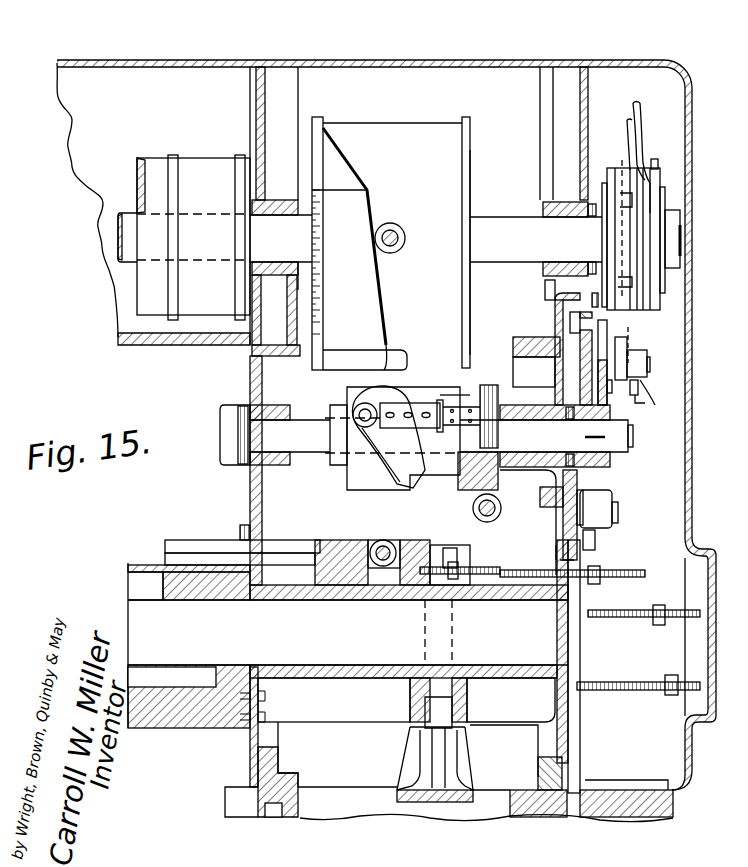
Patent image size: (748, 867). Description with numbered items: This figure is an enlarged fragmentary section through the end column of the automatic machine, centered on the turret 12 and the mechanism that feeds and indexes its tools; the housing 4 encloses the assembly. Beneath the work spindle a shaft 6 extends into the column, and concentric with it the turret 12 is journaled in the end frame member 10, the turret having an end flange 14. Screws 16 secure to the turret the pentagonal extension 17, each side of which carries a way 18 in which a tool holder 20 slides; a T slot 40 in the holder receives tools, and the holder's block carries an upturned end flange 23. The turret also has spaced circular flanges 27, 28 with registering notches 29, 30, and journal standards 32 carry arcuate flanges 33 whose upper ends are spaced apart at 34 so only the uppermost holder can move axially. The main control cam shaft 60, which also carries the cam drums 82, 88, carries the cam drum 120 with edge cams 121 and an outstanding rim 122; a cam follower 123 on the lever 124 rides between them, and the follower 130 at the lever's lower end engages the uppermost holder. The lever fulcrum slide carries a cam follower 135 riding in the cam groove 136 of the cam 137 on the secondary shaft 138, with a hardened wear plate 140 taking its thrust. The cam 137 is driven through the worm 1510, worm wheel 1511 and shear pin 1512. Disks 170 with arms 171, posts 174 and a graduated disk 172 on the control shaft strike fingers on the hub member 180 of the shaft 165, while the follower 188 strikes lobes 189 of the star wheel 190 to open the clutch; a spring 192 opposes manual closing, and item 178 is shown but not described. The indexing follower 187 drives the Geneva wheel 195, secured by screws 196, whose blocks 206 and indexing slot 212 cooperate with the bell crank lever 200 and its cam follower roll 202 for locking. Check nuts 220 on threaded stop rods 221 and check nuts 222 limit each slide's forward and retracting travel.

The housing 4 is at (190, 345).
The shaft 6 is at (342, 650).
The end frame member 10 is at (250, 488).
The turret 12 is at (530, 682).
The end flange 14 is at (570, 728).
The screws 16 is at (266, 714).
The extension 17 is at (207, 728).
The way 18 is at (160, 568).
The tool holder 20 is at (320, 542).
The upturned end flange 23 is at (443, 548).
The circular flange 27 is at (410, 705).
The circular flange 28 is at (467, 705).
The notch 29 is at (405, 585).
The notch 30 is at (455, 585).
The journal standard 32 is at (462, 758).
The arcuate flange 33 is at (437, 728).
The space 34 is at (438, 632).
The T slot 40 is at (208, 542).
The main control cam shaft 60 is at (127, 220).
The cam drum 82 is at (215, 168).
The cam drum 88 is at (158, 165).
The cam drum 120 is at (412, 130).
The edge cam 121 is at (357, 190).
The outstanding rim 122 is at (468, 182).
The cam follower 123 is at (403, 233).
The lever 124 is at (400, 550).
The follower 130 is at (381, 540).
The cam follower 135 is at (356, 406).
The cam groove 136 is at (398, 466).
The cam 137 is at (428, 392).
The secondary shaft 138 is at (316, 440).
The wear plate 140 is at (415, 425).
The shaft 165 is at (650, 358).
The disk 170 is at (650, 272).
The arm 171 is at (642, 104).
The graduated disk 172 is at (670, 190).
The post 174 is at (656, 158).
The pins 178 is at (626, 342).
The hub member 180 is at (648, 352).
The indexing follower 187 is at (570, 322).
The follower 188 is at (632, 432).
The lobe 189 is at (600, 390).
The star wheel 190 is at (585, 370).
The spring 192 is at (548, 296).
The Geneva wheel 195 is at (598, 560).
The screws 196 is at (558, 528).
The bell crank lever 200 is at (604, 510).
The cam follower roll 202 is at (600, 538).
The block 206 is at (593, 485).
The indexing slot 212 is at (582, 768).
The check nut 220 is at (672, 680).
The threaded stop rod 221 is at (676, 612).
The check nut 222 is at (492, 562).
The worm 1510 is at (472, 508).
The worm wheel 1511 is at (560, 490).
The shear pin 1512 is at (483, 390).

· · · · ·

## Instructions for the task
Print every line of the material above word for word, omitting the pictures.

## Solution
Patent image size: (748, 867). Description with numbered items: This figure is an enlarged fragmentary section through the end column of the automatic machine, centered on the turret 12 and the mechanism that feeds and indexes its tools; the housing 4 encloses the assembly. Beneath the work spindle a shaft 6 extends into the column, and concentric with it the turret 12 is journaled in the end frame member 10, the turret having an end flange 14. Screws 16 secure to the turret the pentagonal extension 17, each side of which carries a way 18 in which a tool holder 20 slides; a T slot 40 in the holder receives tools, and the holder's block carries an upturned end flange 23. The turret also has spaced circular flanges 27, 28 with registering notches 29, 30, and journal standards 32 carry arcuate flanges 33 whose upper ends are spaced apart at 34 so only the uppermost holder can move axially. The main control cam shaft 60, which also carries the cam drums 82, 88, carries the cam drum 120 with edge cams 121 and an outstanding rim 122; a cam follower 123 on the lever 124 rides between them, and the follower 130 at the lever's lower end engages the uppermost holder. The lever fulcrum slide carries a cam follower 135 riding in the cam groove 136 of the cam 137 on the secondary shaft 138, with a hardened wear plate 140 taking its thrust. The cam 137 is driven through the worm 1510, worm wheel 1511 and shear pin 1512. Disks 170 with arms 171, posts 174 and a graduated disk 172 on the control shaft strike fingers on the hub member 180 of the shaft 165, while the follower 188 strikes lobes 189 of the star wheel 190 to open the clutch; a spring 192 opposes manual closing, and item 178 is shown but not described. The indexing follower 187 drives the Geneva wheel 195, secured by screws 196, whose blocks 206 and indexing slot 212 cooperate with the bell crank lever 200 and its cam follower roll 202 for locking. Check nuts 220 on threaded stop rods 221 and check nuts 222 limit each slide's forward and retracting travel.

The housing 4 is at (190, 345).
The shaft 6 is at (342, 650).
The end frame member 10 is at (250, 488).
The turret 12 is at (530, 682).
The end flange 14 is at (570, 728).
The screws 16 is at (266, 714).
The extension 17 is at (207, 728).
The way 18 is at (160, 568).
The tool holder 20 is at (320, 542).
The upturned end flange 23 is at (443, 548).
The circular flange 27 is at (410, 705).
The circular flange 28 is at (467, 705).
The notch 29 is at (405, 585).
The notch 30 is at (455, 585).
The journal standard 32 is at (462, 758).
The arcuate flange 33 is at (437, 728).
The space 34 is at (438, 632).
The T slot 40 is at (208, 542).
The main control cam shaft 60 is at (127, 220).
The cam drum 82 is at (215, 168).
The cam drum 88 is at (158, 165).
The cam drum 120 is at (412, 130).
The edge cam 121 is at (357, 190).
The outstanding rim 122 is at (468, 182).
The cam follower 123 is at (403, 233).
The lever 124 is at (400, 550).
The follower 130 is at (381, 540).
The cam follower 135 is at (356, 406).
The cam groove 136 is at (398, 466).
The cam 137 is at (428, 392).
The secondary shaft 138 is at (316, 440).
The wear plate 140 is at (415, 425).
The shaft 165 is at (650, 358).
The disk 170 is at (650, 272).
The arm 171 is at (642, 104).
The graduated disk 172 is at (670, 190).
The post 174 is at (656, 158).
The pins 178 is at (626, 342).
The hub member 180 is at (648, 352).
The indexing follower 187 is at (570, 322).
The follower 188 is at (632, 432).
The lobe 189 is at (600, 390).
The star wheel 190 is at (585, 370).
The spring 192 is at (548, 296).
The Geneva wheel 195 is at (598, 560).
The screws 196 is at (558, 528).
The bell crank lever 200 is at (604, 510).
The cam follower roll 202 is at (600, 538).
The block 206 is at (593, 485).
The indexing slot 212 is at (582, 768).
The check nut 220 is at (672, 680).
The threaded stop rod 221 is at (676, 612).
The check nut 222 is at (492, 562).
The worm 1510 is at (472, 508).
The worm wheel 1511 is at (560, 490).
The shear pin 1512 is at (483, 390).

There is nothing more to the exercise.